*SOURCE RECORDS*
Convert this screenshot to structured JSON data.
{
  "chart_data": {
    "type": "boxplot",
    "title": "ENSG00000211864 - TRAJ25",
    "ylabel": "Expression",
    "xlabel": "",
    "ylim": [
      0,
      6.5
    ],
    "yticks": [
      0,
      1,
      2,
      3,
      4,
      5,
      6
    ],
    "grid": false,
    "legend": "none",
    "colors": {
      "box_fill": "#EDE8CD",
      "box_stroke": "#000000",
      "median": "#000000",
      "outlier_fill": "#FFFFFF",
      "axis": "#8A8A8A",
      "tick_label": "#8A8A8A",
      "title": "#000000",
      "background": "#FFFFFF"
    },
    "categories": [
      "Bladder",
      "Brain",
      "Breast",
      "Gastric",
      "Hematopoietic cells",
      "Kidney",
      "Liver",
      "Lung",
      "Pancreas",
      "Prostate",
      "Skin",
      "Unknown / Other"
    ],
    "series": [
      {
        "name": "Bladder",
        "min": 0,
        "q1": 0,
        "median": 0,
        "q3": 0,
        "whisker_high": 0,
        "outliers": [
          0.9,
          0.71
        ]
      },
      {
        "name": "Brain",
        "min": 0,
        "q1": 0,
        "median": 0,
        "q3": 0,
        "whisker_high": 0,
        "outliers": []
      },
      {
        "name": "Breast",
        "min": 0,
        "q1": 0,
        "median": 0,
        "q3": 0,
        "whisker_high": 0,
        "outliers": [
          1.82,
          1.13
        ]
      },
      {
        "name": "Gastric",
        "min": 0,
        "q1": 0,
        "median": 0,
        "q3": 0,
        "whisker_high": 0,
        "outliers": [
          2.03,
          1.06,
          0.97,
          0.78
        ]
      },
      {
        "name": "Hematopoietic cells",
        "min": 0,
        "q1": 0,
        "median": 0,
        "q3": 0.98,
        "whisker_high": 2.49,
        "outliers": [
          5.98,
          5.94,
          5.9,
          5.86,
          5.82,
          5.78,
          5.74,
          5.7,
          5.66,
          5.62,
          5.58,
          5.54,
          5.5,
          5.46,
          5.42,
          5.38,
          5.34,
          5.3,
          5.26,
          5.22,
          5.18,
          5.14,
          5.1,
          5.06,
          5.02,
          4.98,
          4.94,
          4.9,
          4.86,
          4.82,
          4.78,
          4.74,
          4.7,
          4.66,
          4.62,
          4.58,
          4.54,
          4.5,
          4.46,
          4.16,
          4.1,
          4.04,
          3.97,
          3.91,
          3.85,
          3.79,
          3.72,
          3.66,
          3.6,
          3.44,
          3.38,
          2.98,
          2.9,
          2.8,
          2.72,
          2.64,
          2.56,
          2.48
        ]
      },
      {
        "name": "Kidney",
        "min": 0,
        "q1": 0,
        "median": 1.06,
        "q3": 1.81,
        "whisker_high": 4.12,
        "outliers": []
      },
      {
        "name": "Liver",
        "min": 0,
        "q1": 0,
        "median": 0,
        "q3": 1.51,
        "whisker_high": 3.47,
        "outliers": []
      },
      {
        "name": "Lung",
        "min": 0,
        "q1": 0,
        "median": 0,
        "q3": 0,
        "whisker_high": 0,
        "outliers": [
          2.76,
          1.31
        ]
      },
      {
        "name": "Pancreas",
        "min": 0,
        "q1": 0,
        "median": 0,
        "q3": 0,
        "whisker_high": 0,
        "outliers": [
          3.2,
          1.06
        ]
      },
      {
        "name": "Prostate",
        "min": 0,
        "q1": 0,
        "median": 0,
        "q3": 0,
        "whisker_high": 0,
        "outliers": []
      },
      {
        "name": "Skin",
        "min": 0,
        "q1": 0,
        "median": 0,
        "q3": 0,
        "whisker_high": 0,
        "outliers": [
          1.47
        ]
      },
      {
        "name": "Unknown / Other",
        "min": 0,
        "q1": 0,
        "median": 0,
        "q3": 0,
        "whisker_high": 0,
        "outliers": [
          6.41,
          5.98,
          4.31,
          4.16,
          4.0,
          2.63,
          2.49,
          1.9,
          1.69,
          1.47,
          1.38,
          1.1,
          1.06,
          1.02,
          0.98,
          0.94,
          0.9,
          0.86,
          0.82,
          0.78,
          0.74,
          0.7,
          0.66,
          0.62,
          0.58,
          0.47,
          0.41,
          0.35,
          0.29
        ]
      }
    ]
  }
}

*EXERCISE OBJECTIVE*
Give back each entry exactly as it was written.

*ANSWER SPACE*
Convert this screenshot to structured JSON data.
{
  "chart_data": {
    "type": "boxplot",
    "title": "ENSG00000211864 - TRAJ25",
    "ylabel": "Expression",
    "xlabel": "",
    "ylim": [
      0,
      6.5
    ],
    "yticks": [
      0,
      1,
      2,
      3,
      4,
      5,
      6
    ],
    "grid": false,
    "legend": "none",
    "colors": {
      "box_fill": "#EDE8CD",
      "box_stroke": "#000000",
      "median": "#000000",
      "outlier_fill": "#FFFFFF",
      "axis": "#8A8A8A",
      "tick_label": "#8A8A8A",
      "title": "#000000",
      "background": "#FFFFFF"
    },
    "categories": [
      "Bladder",
      "Brain",
      "Breast",
      "Gastric",
      "Hematopoietic cells",
      "Kidney",
      "Liver",
      "Lung",
      "Pancreas",
      "Prostate",
      "Skin",
      "Unknown / Other"
    ],
    "series": [
      {
        "name": "Bladder",
        "min": 0,
        "q1": 0,
        "median": 0,
        "q3": 0,
        "whisker_high": 0,
        "outliers": [
          0.9,
          0.71
        ]
      },
      {
        "name": "Brain",
        "min": 0,
        "q1": 0,
        "median": 0,
        "q3": 0,
        "whisker_high": 0,
        "outliers": []
      },
      {
        "name": "Breast",
        "min": 0,
        "q1": 0,
        "median": 0,
        "q3": 0,
        "whisker_high": 0,
        "outliers": [
          1.82,
          1.13
        ]
      },
      {
        "name": "Gastric",
        "min": 0,
        "q1": 0,
        "median": 0,
        "q3": 0,
        "whisker_high": 0,
        "outliers": [
          2.03,
          1.06,
          0.97,
          0.78
        ]
      },
      {
        "name": "Hematopoietic cells",
        "min": 0,
        "q1": 0,
        "median": 0,
        "q3": 0.98,
        "whisker_high": 2.49,
        "outliers": [
          5.98,
          5.94,
          5.9,
          5.86,
          5.82,
          5.78,
          5.74,
          5.7,
          5.66,
          5.62,
          5.58,
          5.54,
          5.5,
          5.46,
          5.42,
          5.38,
          5.34,
          5.3,
          5.26,
          5.22,
          5.18,
          5.14,
          5.1,
          5.06,
          5.02,
          4.98,
          4.94,
          4.9,
          4.86,
          4.82,
          4.78,
          4.74,
          4.7,
          4.66,
          4.62,
          4.58,
          4.54,
          4.5,
          4.46,
          4.16,
          4.1,
          4.04,
          3.97,
          3.91,
          3.85,
          3.79,
          3.72,
          3.66,
          3.6,
          3.44,
          3.38,
          2.98,
          2.9,
          2.8,
          2.72,
          2.64,
          2.56,
          2.48
        ]
      },
      {
        "name": "Kidney",
        "min": 0,
        "q1": 0,
        "median": 1.06,
        "q3": 1.81,
        "whisker_high": 4.12,
        "outliers": []
      },
      {
        "name": "Liver",
        "min": 0,
        "q1": 0,
        "median": 0,
        "q3": 1.51,
        "whisker_high": 3.47,
        "outliers": []
      },
      {
        "name": "Lung",
        "min": 0,
        "q1": 0,
        "median": 0,
        "q3": 0,
        "whisker_high": 0,
        "outliers": [
          2.76,
          1.31
        ]
      },
      {
        "name": "Pancreas",
        "min": 0,
        "q1": 0,
        "median": 0,
        "q3": 0,
        "whisker_high": 0,
        "outliers": [
          3.2,
          1.06
        ]
      },
      {
        "name": "Prostate",
        "min": 0,
        "q1": 0,
        "median": 0,
        "q3": 0,
        "whisker_high": 0,
        "outliers": []
      },
      {
        "name": "Skin",
        "min": 0,
        "q1": 0,
        "median": 0,
        "q3": 0,
        "whisker_high": 0,
        "outliers": [
          1.47
        ]
      },
      {
        "name": "Unknown / Other",
        "min": 0,
        "q1": 0,
        "median": 0,
        "q3": 0,
        "whisker_high": 0,
        "outliers": [
          6.41,
          5.98,
          4.31,
          4.16,
          4.0,
          2.63,
          2.49,
          1.9,
          1.69,
          1.47,
          1.38,
          1.1,
          1.06,
          1.02,
          0.98,
          0.94,
          0.9,
          0.86,
          0.82,
          0.78,
          0.74,
          0.7,
          0.66,
          0.62,
          0.58,
          0.47,
          0.41,
          0.35,
          0.29
        ]
      }
    ]
  }
}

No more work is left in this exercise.